↓↓↓

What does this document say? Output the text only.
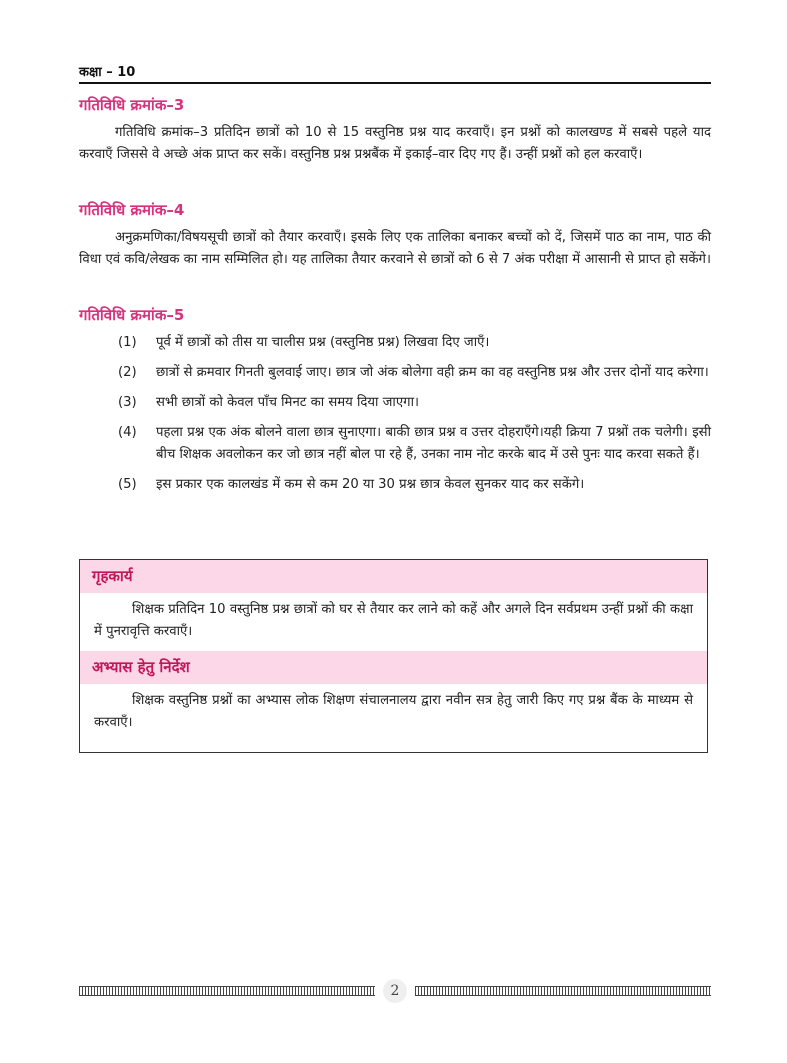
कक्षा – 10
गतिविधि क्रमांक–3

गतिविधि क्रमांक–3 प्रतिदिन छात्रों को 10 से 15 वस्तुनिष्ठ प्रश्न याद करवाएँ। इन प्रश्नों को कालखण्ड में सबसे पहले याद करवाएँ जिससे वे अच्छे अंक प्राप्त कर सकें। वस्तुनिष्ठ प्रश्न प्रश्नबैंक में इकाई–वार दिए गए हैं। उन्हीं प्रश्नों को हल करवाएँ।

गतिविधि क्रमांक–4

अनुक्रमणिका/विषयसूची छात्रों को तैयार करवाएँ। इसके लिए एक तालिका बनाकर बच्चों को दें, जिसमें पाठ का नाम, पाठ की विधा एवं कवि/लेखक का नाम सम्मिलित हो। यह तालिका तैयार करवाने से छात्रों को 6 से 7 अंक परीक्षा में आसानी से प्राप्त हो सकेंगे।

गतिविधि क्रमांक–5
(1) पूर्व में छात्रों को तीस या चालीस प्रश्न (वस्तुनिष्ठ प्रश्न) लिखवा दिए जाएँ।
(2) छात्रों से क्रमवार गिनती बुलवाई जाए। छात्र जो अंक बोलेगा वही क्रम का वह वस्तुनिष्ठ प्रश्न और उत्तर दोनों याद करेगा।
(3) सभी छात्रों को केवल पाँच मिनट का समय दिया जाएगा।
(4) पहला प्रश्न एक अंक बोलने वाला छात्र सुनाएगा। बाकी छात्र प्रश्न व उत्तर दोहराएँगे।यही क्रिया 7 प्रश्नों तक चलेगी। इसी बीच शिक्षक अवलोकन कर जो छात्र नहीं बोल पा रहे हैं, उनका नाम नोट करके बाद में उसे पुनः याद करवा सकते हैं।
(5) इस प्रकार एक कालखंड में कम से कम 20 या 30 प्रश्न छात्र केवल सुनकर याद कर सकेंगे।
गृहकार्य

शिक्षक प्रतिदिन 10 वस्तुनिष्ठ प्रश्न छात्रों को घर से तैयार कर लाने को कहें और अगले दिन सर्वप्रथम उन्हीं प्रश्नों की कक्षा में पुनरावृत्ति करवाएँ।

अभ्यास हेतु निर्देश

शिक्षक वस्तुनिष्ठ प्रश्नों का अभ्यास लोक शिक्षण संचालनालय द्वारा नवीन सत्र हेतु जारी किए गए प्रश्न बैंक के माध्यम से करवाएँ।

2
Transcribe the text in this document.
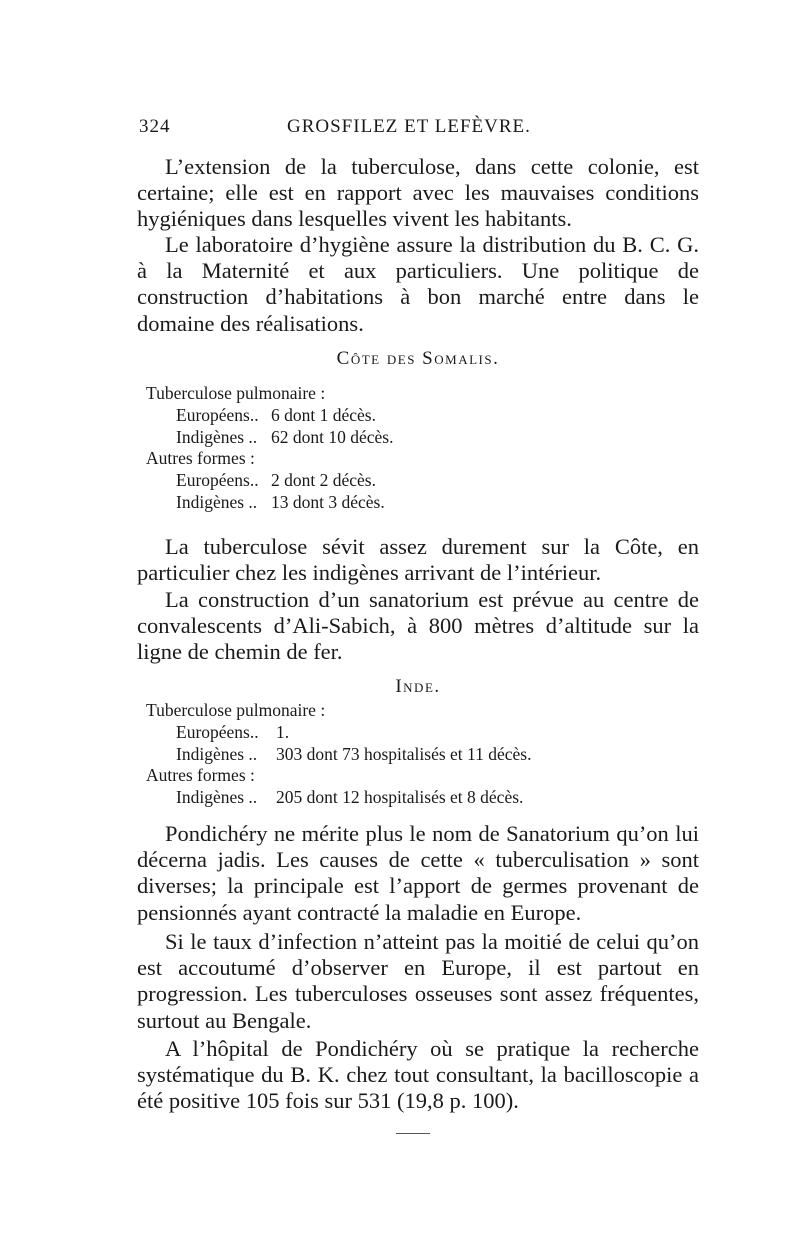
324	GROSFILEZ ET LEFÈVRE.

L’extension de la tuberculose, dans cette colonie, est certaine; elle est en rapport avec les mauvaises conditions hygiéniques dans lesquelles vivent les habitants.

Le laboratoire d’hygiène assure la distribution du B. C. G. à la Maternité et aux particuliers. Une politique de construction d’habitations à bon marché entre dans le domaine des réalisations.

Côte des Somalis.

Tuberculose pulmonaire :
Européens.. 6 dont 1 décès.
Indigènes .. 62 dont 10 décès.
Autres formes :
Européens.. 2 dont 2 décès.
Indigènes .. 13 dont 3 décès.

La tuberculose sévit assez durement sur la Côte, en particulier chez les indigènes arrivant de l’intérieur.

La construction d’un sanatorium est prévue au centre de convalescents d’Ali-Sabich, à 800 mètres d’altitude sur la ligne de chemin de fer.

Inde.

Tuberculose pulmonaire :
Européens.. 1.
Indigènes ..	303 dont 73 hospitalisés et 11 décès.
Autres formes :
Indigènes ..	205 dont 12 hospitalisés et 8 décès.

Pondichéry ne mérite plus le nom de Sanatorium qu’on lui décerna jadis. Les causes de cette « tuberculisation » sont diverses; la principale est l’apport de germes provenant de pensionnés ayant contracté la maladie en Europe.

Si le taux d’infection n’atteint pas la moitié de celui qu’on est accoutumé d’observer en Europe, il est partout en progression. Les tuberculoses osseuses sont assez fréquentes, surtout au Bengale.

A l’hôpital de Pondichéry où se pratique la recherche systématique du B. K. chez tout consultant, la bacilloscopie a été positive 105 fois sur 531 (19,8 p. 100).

↑↑↑
↓↓↓

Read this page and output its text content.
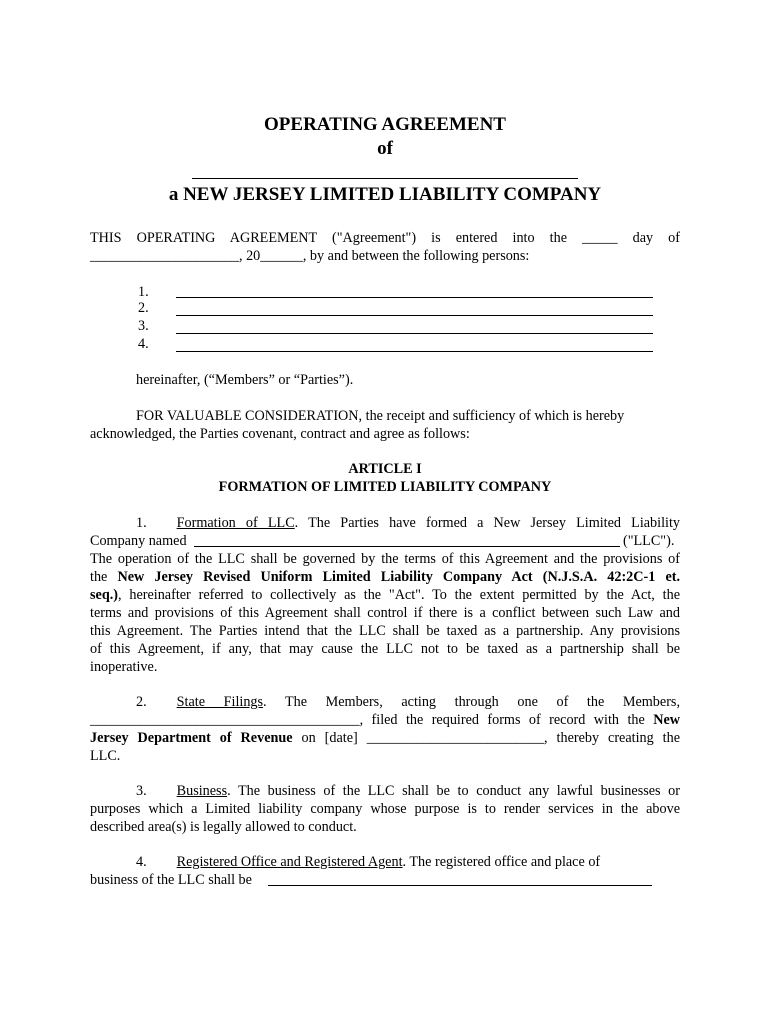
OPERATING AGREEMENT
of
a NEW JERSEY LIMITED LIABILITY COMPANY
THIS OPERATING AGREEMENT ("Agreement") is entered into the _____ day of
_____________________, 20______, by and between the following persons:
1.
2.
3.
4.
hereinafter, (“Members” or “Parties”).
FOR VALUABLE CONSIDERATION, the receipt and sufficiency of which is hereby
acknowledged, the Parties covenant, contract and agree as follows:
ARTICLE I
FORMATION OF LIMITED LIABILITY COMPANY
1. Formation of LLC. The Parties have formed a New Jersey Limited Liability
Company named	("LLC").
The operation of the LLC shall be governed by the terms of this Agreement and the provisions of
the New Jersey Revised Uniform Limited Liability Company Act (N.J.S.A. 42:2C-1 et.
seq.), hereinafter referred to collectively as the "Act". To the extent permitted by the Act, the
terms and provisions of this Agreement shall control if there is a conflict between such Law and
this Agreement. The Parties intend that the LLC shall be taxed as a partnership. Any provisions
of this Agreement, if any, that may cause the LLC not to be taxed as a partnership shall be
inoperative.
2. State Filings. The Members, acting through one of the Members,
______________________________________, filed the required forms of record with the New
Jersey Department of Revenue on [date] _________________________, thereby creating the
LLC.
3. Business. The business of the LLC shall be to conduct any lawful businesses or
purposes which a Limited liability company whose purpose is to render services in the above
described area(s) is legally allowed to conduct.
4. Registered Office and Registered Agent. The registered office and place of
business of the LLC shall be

↑↑↑

WRITTEN REQUEST :: Go through the records and gather the lines that hold "chez".

FULL OUTPUT ::
La tuberculose sévit assez durement sur la Côte, en particulier chez les indigènes arrivant de l’intérieur.
A l’hôpital de Pondichéry où se pratique la recherche systématique du B. K. chez tout consultant, la bacilloscopie a été positive 105 fois sur 531 (19,8 p. 100).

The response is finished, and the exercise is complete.